Constructing a Filesystem from OS Compoenents

Most modern operating systems have a system for dividing the installed files into different named components. Each such component represents a subset of the files and directories that make up the operating system. Many Linux systems use either the RedHat package manager or the Debian package manager, but these are just two examples.

To make it easier to construct the filesystem needed to run a tool, we import entire OS components into Vesta and allow the user to simply give a list of OS component names which need to be in the filesystem. For example, on a Debian system in order to construct a filesystem needed to run the lexical analyzer generator flex, we would ask for:

  1. The OS component for flex itself
  2. The OS component for the m4 macro pre-processor (which recent versions of flex use)
  3. The OS component for the C run-time library

This can be done with a single function call:

   1 ./build_root(<"flex", "m4", "libc6">)

This is of course just one approach implemented on top of Vesta in the Vesta SDL language, but we do think it's a useful one. For more on this see std_env which describes the standard build environment.

Evaluator: -fsdeps

One of the Vesta evaluator's debug flags is "-fsdeps". This will print out one line for each dependency recorded by a filesystem access as a tool runs. Here's an example from the introduction to writing bridges:

% vmake -fsdeps
[...]
0/hostname: grep a
0/FS dependency: !/./root/.WD/grep
0/FS dependency: N/./root/bin/grep
0/FS dependency: !/./root/lib
0/FS dependency: !/./root/usr
0/Error: invoking _run_tool: [...]

The first character of each dependency path indicates what kind of operation the tool was performing:

In this case we can see that the tool looked for /.WD/grep and found that it didn't exist and then moved on to look for /bin/grep and used that file. It then looked for /lib which didn't exist and /usr which didn't exist, and then failed. (This example is specifically meant to illustrate what happens when you leave out certain key filesystem components like the loader and the C run-timw library.)

→ LISTING
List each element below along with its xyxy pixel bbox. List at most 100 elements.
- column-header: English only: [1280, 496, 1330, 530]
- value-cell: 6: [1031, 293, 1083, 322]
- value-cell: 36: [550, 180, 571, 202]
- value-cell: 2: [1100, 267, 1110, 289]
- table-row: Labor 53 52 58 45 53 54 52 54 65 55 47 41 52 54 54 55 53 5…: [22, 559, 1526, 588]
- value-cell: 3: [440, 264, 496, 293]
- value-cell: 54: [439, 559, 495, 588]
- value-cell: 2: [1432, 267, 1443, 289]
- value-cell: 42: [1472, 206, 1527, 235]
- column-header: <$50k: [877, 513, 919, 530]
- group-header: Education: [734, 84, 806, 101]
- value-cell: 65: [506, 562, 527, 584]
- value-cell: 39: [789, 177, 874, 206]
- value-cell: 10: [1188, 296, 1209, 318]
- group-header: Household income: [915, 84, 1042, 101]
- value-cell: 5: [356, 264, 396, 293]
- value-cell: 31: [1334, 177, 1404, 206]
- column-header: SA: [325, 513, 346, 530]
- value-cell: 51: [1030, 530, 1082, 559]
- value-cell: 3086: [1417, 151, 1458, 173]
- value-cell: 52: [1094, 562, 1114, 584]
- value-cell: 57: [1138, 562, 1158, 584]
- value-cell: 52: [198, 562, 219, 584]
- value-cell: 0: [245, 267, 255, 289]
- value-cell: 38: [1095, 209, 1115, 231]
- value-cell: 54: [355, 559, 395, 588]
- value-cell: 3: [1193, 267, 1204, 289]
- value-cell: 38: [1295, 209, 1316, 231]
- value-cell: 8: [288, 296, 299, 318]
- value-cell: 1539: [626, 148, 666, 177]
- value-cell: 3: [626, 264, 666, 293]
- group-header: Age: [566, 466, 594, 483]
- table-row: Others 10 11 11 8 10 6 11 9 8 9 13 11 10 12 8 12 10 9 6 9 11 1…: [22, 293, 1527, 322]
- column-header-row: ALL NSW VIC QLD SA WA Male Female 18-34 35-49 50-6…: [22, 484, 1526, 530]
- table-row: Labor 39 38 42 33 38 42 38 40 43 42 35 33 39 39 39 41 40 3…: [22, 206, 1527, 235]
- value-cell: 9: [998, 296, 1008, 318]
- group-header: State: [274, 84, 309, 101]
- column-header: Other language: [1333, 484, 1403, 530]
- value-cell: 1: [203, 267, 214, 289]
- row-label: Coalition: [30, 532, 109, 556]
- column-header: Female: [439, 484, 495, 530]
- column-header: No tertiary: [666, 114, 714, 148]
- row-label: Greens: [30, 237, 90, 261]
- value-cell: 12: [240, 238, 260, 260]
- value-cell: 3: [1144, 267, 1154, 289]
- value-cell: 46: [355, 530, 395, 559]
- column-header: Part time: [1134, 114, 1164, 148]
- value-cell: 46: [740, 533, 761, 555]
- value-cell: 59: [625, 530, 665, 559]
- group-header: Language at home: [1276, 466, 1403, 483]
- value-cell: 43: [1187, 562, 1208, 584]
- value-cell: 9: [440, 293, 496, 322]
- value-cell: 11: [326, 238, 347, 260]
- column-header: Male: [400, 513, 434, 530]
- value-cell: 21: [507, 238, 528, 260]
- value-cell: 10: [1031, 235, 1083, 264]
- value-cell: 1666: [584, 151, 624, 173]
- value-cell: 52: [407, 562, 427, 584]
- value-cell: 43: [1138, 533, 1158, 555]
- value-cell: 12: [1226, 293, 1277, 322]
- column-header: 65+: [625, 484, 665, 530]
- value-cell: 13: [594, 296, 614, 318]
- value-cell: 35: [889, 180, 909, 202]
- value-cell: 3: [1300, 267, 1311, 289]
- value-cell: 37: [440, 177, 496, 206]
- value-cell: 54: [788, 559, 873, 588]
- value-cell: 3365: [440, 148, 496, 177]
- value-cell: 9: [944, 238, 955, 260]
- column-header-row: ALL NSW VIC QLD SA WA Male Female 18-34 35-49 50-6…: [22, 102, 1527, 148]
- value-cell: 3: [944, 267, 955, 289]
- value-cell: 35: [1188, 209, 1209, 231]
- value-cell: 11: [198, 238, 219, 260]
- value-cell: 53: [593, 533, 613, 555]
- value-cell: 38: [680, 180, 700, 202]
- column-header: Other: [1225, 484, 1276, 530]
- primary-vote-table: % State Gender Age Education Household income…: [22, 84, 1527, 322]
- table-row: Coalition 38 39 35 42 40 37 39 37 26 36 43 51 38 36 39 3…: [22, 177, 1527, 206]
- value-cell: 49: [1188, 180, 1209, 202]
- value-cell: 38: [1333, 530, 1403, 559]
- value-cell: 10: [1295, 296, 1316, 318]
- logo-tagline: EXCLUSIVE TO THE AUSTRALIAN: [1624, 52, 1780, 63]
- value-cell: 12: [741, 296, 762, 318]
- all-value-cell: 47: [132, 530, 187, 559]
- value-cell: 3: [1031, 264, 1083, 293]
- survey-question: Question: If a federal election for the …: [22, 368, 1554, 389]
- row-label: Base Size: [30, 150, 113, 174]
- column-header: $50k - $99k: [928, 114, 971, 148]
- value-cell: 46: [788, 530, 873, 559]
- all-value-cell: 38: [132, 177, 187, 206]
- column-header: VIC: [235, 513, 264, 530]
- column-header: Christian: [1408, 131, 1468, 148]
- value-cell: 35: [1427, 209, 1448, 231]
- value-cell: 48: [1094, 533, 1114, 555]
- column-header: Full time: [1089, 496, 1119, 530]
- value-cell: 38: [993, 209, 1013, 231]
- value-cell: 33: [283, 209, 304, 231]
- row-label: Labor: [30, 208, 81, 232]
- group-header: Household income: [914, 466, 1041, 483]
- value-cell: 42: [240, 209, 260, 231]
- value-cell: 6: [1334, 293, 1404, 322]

→ PROBLEMS AND TASKS
a – In the Vesta filesystem text, why does the list of OS components for running flex include the one for m4? Answer in one to three sentences.
b – Write what comes next in the text on Vesta filesystems and the -fsdeps flag, following on from its last sentence.
The rows play no part in this.

→ EXERCISE ANSWERS
a – Recent versions of flex use the m4 macro pre-processor. Its component therefore has to be in the filesystem, along with the components for flex itself and the C run-time library.

b –
For more on dependencies and how they are recorded when tools run, see HowCachingWorks and the description of how _run_tool's dependency recording can be controlled.

Evaluator: -evalcalls

Another Vesta evaluator debug flag is "-evalcalls". This prints out one message for every call-back to the evaluator requesting information about some part of the encapsulated filesystem. This usually doesn't provide any additional useful information beyond "-fsdeps" and is mostly interesting to developers working on modifying Vesta. However it's worth knowing about and may be useful in some obscure cases.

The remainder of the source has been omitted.